* SELECTED TEXT *
CNN's presentation brought back a rush of memories; along with an appreciation of the many similarities and differences between the Viet Nam and Iraq wars; not only in terms of the quite different tactics employed and wounds produced, but also of the stresses they produced. Along the way, there have been major changes in military culture resulting from the replacment of young conscripts by an 'all volunteer' Army with its greater emphasis on marriage and children.
When CNN segued into a consideration of PTSD, I was quickly forced to acknowledge another major difference between the two wars; one that that certainly wouldn't be mentioned on TV: pot is still being used by thousands of Viet Nam veterans as their main treatment for PTSD. Sadly, thousands of others, many of them homeless, are still using alcohol for the same symptoms. Many boomers, who were just discovering pot, even as as Nixon was opting for a war against it, wound up in uniform: some tried it before they were drafted, others while 'in-country,' and still others after their return. It has been used by many of the vets I've interviewed; some, even as they have continued in support groups at the San Francisco VA, without ever mentioning their pot use to the psychiatrist.
In fact, my education at their hands is a good example of how Proposition 215 has worked to inform: patients who had been
self-medicating on their own, when pressed for details, were often able to educate me (often without realizing they were) to a clinical reality I wasn't aware of. Thus I could place their use in the clinical perspective needed to characterize it in medical terms. That's the key difference between starting a clinical analysis with a nugget of hard fact (cannabis was successful treatment for years), as opposed to being kept in the dark by an enforced misconception (no drug of abuse can be useful or safe).

* Stored items *
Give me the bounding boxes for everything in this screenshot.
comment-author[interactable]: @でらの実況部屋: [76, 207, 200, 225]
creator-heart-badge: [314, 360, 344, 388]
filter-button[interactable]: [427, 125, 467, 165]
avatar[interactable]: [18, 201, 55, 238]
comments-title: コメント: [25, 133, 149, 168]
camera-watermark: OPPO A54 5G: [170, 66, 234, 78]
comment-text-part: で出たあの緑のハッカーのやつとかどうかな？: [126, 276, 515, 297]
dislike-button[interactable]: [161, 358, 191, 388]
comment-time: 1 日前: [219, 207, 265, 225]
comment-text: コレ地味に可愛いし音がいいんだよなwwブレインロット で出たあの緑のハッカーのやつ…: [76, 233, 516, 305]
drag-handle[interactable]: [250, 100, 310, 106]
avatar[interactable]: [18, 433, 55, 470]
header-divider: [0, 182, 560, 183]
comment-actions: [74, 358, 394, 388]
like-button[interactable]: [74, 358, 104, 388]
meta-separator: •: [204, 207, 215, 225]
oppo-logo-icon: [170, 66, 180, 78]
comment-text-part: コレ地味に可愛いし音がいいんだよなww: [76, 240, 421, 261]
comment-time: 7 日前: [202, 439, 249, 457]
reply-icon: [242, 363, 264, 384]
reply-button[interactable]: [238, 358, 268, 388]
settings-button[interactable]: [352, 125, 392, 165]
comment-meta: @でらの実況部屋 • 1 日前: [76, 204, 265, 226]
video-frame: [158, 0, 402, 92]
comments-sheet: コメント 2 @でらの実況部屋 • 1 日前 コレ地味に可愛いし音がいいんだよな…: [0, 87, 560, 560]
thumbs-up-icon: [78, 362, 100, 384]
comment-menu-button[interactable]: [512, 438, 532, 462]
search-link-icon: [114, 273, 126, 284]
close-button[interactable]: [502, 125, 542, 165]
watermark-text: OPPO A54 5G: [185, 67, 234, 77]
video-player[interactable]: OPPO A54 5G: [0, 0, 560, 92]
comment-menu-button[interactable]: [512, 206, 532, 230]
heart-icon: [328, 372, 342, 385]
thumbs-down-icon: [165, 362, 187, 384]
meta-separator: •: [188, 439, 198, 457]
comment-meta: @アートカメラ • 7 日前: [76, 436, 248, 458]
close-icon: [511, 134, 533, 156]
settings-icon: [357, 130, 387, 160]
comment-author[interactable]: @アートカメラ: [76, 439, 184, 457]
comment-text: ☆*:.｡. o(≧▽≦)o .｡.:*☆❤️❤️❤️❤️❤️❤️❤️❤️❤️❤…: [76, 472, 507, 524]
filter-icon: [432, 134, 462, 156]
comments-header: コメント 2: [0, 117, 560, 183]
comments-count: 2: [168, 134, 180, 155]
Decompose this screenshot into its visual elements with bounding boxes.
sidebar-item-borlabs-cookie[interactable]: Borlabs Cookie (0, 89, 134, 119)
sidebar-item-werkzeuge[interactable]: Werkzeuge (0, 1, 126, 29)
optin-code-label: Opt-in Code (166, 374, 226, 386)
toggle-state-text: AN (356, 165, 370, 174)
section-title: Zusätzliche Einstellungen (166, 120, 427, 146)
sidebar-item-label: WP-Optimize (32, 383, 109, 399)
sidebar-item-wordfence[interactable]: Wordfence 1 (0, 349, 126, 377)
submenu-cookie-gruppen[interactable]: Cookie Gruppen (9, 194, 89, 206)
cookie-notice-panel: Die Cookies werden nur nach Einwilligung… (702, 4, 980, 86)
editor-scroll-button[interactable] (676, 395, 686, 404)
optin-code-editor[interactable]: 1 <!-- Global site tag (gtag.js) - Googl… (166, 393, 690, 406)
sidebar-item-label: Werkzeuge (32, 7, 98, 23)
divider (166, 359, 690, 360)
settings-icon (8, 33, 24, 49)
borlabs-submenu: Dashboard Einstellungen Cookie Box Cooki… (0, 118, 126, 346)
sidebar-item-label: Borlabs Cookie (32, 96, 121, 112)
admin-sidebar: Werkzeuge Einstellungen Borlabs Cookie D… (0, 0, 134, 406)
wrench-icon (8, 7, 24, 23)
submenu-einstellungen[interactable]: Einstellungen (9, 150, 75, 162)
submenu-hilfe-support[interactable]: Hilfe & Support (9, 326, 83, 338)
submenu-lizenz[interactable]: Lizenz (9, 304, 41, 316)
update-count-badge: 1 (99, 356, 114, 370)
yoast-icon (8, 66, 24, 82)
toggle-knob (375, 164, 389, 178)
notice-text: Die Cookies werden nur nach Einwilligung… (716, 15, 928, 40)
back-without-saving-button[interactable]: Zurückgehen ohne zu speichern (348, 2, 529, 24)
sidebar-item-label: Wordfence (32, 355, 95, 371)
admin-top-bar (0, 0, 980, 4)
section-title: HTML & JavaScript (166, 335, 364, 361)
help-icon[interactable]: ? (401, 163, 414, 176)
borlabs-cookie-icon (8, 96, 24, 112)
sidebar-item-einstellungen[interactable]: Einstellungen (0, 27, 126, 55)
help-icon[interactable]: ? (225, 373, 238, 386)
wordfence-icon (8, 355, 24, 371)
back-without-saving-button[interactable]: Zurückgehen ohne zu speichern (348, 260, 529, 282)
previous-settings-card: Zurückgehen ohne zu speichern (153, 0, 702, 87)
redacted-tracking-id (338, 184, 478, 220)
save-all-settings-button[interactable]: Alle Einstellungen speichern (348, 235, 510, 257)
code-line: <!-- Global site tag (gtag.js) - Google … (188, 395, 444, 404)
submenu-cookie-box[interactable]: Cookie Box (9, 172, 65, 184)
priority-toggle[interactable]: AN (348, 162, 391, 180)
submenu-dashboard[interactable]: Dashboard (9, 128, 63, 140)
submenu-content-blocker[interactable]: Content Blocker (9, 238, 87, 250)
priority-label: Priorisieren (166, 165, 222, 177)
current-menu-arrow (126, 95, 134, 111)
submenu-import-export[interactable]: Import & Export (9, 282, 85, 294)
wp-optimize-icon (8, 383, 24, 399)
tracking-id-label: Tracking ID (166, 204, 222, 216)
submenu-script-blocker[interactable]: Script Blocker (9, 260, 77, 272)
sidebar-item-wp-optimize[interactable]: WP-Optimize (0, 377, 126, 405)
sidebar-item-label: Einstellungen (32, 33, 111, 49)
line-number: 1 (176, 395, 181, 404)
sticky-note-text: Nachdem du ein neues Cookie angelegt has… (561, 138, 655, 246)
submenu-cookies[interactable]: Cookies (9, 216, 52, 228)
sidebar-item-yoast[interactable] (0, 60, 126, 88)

* WORK ITEM A *
According to the passage on veterans and PTSD, what substance are thousands of Viet Nam veterans still using as their main treatment for PTSD?
* WORK ITEM B *
List every point in time at which, according to the passage on veterans and PTSD, boomers who wound up in uniform tried pot.
The records are separate material, unrelated to the passage on veterans and PTSD.

* EXPECTED OUTPUT A *
Pot.

* EXPECTED OUTPUT B *
- Before they were drafted
- While 'in-country'
- After their return